(Items listed in a dataset)

++++++

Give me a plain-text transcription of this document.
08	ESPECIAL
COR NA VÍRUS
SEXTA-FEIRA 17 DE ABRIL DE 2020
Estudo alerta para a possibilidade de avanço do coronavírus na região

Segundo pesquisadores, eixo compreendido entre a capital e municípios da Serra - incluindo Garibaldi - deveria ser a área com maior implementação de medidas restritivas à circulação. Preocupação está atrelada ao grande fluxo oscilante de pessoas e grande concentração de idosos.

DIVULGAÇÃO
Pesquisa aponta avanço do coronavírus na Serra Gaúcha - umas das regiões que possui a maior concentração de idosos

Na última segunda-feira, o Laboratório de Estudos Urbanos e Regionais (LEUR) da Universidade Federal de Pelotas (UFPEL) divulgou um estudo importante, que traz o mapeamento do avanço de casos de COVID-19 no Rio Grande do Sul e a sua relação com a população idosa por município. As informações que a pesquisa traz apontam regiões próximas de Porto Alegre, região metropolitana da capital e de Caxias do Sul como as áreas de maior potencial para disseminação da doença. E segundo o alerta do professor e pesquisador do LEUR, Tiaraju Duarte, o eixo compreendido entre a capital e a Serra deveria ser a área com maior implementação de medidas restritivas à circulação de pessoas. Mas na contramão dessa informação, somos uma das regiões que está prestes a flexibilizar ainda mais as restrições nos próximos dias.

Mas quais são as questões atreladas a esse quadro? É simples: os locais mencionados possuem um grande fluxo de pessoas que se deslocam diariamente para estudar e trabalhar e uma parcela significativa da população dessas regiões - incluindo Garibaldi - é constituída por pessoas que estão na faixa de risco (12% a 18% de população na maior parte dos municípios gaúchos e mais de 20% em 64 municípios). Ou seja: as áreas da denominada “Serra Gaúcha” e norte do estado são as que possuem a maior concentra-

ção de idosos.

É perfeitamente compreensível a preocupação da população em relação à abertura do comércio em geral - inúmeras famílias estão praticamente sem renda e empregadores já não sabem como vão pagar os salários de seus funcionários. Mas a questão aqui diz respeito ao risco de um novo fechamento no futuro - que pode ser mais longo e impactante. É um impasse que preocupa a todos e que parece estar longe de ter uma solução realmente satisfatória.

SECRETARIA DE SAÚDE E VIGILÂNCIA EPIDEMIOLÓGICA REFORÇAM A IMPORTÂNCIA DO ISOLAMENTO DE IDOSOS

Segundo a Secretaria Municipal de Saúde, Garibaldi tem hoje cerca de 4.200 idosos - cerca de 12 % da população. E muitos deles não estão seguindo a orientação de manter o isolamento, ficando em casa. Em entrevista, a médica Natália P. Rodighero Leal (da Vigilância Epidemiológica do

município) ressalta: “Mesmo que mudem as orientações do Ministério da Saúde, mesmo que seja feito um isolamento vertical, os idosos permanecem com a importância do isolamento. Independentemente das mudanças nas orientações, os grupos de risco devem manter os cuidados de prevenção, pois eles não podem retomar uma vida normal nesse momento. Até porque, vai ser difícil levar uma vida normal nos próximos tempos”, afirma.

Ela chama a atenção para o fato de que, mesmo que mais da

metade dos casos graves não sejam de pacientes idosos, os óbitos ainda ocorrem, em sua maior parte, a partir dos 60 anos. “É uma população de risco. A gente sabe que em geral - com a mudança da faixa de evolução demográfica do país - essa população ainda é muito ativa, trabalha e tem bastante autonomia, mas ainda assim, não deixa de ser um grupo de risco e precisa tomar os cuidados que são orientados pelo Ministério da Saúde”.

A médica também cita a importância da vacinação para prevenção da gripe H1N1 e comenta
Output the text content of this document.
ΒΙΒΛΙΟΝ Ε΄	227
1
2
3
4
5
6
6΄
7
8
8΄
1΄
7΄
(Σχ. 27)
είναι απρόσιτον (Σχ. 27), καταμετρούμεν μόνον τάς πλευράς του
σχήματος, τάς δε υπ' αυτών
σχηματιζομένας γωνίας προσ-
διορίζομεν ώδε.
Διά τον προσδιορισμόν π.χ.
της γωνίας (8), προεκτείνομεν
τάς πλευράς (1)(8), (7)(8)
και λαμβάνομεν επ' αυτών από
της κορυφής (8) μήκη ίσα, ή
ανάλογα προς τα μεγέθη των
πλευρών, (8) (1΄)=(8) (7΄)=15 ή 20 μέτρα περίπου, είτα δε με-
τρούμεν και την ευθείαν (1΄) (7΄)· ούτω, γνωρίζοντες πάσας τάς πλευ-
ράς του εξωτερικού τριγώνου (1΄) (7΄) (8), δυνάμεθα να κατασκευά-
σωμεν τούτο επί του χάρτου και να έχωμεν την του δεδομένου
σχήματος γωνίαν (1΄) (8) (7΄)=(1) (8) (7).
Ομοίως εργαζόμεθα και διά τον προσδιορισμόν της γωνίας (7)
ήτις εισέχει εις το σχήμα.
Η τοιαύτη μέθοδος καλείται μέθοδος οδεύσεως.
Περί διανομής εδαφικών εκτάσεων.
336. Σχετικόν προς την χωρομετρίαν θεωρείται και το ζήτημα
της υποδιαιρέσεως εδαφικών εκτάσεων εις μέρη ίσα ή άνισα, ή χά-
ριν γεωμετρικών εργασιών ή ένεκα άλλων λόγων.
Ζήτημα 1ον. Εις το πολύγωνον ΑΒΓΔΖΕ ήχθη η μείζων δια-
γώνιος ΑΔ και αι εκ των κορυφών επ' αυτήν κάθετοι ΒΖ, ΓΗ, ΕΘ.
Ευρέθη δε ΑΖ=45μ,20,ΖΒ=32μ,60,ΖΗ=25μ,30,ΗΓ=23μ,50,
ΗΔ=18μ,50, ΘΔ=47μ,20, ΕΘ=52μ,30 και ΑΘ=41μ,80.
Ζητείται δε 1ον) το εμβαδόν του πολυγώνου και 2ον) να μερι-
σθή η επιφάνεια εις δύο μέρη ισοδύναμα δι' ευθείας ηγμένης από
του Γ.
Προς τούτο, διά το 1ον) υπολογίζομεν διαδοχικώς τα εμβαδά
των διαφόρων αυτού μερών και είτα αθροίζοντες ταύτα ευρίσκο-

++++++

▶ Task prompt
Looking at the records above, count the lines where the word "prevenção" appears. State only the number.

▶ Correct answer
2